> [Goal of the exercise]: Restate the records in their entirety, word for word.

> [Records shown]:
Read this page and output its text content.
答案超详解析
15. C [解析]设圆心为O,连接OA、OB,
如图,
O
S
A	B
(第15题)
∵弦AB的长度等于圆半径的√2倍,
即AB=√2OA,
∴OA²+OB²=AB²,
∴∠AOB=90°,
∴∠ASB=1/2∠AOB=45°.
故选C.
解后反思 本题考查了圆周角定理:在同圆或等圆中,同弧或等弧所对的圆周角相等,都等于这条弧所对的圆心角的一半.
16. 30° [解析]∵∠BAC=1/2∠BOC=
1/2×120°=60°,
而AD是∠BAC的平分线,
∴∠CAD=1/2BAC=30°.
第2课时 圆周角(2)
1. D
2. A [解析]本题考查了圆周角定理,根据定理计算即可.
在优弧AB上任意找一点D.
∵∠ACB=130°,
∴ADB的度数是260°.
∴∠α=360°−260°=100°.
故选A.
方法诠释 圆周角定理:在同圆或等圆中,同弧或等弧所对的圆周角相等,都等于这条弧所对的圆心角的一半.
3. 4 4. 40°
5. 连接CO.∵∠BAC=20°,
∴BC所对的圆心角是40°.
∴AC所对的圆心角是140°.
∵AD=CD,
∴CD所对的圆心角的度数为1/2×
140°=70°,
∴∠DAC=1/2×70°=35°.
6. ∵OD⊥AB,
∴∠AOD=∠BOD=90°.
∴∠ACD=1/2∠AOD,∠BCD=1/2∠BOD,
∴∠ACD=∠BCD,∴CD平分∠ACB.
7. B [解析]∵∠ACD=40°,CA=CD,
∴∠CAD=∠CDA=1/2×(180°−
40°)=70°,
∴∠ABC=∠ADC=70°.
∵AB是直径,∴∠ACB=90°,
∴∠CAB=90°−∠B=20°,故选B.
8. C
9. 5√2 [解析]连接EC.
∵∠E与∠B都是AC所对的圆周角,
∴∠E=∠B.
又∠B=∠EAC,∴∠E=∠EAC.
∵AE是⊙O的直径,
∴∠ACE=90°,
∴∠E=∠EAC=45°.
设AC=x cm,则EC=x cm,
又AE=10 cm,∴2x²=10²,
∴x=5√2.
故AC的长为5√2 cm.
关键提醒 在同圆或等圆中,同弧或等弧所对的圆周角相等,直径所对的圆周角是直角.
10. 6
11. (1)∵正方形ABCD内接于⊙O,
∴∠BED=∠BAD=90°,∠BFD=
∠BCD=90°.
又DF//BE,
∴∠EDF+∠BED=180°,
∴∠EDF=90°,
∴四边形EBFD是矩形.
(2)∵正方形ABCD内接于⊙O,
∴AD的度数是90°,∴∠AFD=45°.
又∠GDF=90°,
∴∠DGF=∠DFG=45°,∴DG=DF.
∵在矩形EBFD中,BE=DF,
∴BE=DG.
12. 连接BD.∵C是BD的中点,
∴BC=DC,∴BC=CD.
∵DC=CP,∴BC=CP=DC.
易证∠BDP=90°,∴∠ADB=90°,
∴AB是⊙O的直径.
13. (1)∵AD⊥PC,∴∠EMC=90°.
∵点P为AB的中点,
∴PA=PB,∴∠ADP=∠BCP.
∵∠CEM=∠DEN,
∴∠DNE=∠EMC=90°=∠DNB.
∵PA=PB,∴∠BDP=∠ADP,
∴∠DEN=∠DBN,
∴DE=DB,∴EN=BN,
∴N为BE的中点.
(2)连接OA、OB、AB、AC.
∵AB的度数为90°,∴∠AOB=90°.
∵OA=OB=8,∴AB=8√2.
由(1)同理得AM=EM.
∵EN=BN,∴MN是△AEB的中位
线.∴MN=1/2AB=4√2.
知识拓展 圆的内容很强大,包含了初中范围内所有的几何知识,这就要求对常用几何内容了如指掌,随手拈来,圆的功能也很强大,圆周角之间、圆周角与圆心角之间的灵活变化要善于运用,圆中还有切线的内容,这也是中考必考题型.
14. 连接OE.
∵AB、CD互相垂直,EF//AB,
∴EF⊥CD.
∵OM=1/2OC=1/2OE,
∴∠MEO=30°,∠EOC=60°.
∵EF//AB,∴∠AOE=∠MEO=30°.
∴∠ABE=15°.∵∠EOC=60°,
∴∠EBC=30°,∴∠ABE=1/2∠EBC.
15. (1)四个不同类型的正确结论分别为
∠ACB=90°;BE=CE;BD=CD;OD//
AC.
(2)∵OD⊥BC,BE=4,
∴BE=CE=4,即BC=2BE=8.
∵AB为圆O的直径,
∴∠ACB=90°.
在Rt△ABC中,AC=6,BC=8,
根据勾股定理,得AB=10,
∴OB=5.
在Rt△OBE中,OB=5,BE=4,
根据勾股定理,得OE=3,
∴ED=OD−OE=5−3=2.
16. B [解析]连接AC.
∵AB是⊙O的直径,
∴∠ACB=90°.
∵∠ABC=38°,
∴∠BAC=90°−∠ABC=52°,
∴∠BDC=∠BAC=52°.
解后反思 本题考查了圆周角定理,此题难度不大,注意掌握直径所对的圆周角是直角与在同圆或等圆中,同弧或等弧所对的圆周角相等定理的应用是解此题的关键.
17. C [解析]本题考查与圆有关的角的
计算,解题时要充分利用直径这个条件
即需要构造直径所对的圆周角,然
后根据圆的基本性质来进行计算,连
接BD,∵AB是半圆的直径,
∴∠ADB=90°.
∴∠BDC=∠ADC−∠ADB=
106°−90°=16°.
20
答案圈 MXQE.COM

> [Solution to this task]:
Read this page and output its text content.
答案超详解析
15. C [解析]设圆心为O,连接OA、OB,
如图,
O
S
A	B
(第15题)
∵弦AB的长度等于圆半径的√2倍,
即AB=√2OA,
∴OA²+OB²=AB²,
∴∠AOB=90°,
∴∠ASB=1/2∠AOB=45°.
故选C.
解后反思 本题考查了圆周角定理:在同圆或等圆中,同弧或等弧所对的圆周角相等,都等于这条弧所对的圆心角的一半.
16. 30° [解析]∵∠BAC=1/2∠BOC=
1/2×120°=60°,
而AD是∠BAC的平分线,
∴∠CAD=1/2BAC=30°.
第2课时 圆周角(2)
1. D
2. A [解析]本题考查了圆周角定理,根据定理计算即可.
在优弧AB上任意找一点D.
∵∠ACB=130°,
∴ADB的度数是260°.
∴∠α=360°−260°=100°.
故选A.
方法诠释 圆周角定理:在同圆或等圆中,同弧或等弧所对的圆周角相等,都等于这条弧所对的圆心角的一半.
3. 4 4. 40°
5. 连接CO.∵∠BAC=20°,
∴BC所对的圆心角是40°.
∴AC所对的圆心角是140°.
∵AD=CD,
∴CD所对的圆心角的度数为1/2×
140°=70°,
∴∠DAC=1/2×70°=35°.
6. ∵OD⊥AB,
∴∠AOD=∠BOD=90°.
∴∠ACD=1/2∠AOD,∠BCD=1/2∠BOD,
∴∠ACD=∠BCD,∴CD平分∠ACB.
7. B [解析]∵∠ACD=40°,CA=CD,
∴∠CAD=∠CDA=1/2×(180°−
40°)=70°,
∴∠ABC=∠ADC=70°.
∵AB是直径,∴∠ACB=90°,
∴∠CAB=90°−∠B=20°,故选B.
8. C
9. 5√2 [解析]连接EC.
∵∠E与∠B都是AC所对的圆周角,
∴∠E=∠B.
又∠B=∠EAC,∴∠E=∠EAC.
∵AE是⊙O的直径,
∴∠ACE=90°,
∴∠E=∠EAC=45°.
设AC=x cm,则EC=x cm,
又AE=10 cm,∴2x²=10²,
∴x=5√2.
故AC的长为5√2 cm.
关键提醒 在同圆或等圆中,同弧或等弧所对的圆周角相等,直径所对的圆周角是直角.
10. 6
11. (1)∵正方形ABCD内接于⊙O,
∴∠BED=∠BAD=90°,∠BFD=
∠BCD=90°.
又DF//BE,
∴∠EDF+∠BED=180°,
∴∠EDF=90°,
∴四边形EBFD是矩形.
(2)∵正方形ABCD内接于⊙O,
∴AD的度数是90°,∴∠AFD=45°.
又∠GDF=90°,
∴∠DGF=∠DFG=45°,∴DG=DF.
∵在矩形EBFD中,BE=DF,
∴BE=DG.
12. 连接BD.∵C是BD的中点,
∴BC=DC,∴BC=CD.
∵DC=CP,∴BC=CP=DC.
易证∠BDP=90°,∴∠ADB=90°,
∴AB是⊙O的直径.
13. (1)∵AD⊥PC,∴∠EMC=90°.
∵点P为AB的中点,
∴PA=PB,∴∠ADP=∠BCP.
∵∠CEM=∠DEN,
∴∠DNE=∠EMC=90°=∠DNB.
∵PA=PB,∴∠BDP=∠ADP,
∴∠DEN=∠DBN,
∴DE=DB,∴EN=BN,
∴N为BE的中点.
(2)连接OA、OB、AB、AC.
∵AB的度数为90°,∴∠AOB=90°.
∵OA=OB=8,∴AB=8√2.
由(1)同理得AM=EM.
∵EN=BN,∴MN是△AEB的中位
线.∴MN=1/2AB=4√2.
知识拓展 圆的内容很强大,包含了初中范围内所有的几何知识,这就要求对常用几何内容了如指掌,随手拈来,圆的功能也很强大,圆周角之间、圆周角与圆心角之间的灵活变化要善于运用,圆中还有切线的内容,这也是中考必考题型.
14. 连接OE.
∵AB、CD互相垂直,EF//AB,
∴EF⊥CD.
∵OM=1/2OC=1/2OE,
∴∠MEO=30°,∠EOC=60°.
∵EF//AB,∴∠AOE=∠MEO=30°.
∴∠ABE=15°.∵∠EOC=60°,
∴∠EBC=30°,∴∠ABE=1/2∠EBC.
15. (1)四个不同类型的正确结论分别为
∠ACB=90°;BE=CE;BD=CD;OD//
AC.
(2)∵OD⊥BC,BE=4,
∴BE=CE=4,即BC=2BE=8.
∵AB为圆O的直径,
∴∠ACB=90°.
在Rt△ABC中,AC=6,BC=8,
根据勾股定理,得AB=10,
∴OB=5.
在Rt△OBE中,OB=5,BE=4,
根据勾股定理,得OE=3,
∴ED=OD−OE=5−3=2.
16. B [解析]连接AC.
∵AB是⊙O的直径,
∴∠ACB=90°.
∵∠ABC=38°,
∴∠BAC=90°−∠ABC=52°,
∴∠BDC=∠BAC=52°.
解后反思 本题考查了圆周角定理,此题难度不大,注意掌握直径所对的圆周角是直角与在同圆或等圆中,同弧或等弧所对的圆周角相等定理的应用是解此题的关键.
17. C [解析]本题考查与圆有关的角的
计算,解题时要充分利用直径这个条件
即需要构造直径所对的圆周角,然
后根据圆的基本性质来进行计算,连
接BD,∵AB是半圆的直径,
∴∠ADB=90°.
∴∠BDC=∠ADC−∠ADB=
106°−90°=16°.
20
答案圈 MXQE.COM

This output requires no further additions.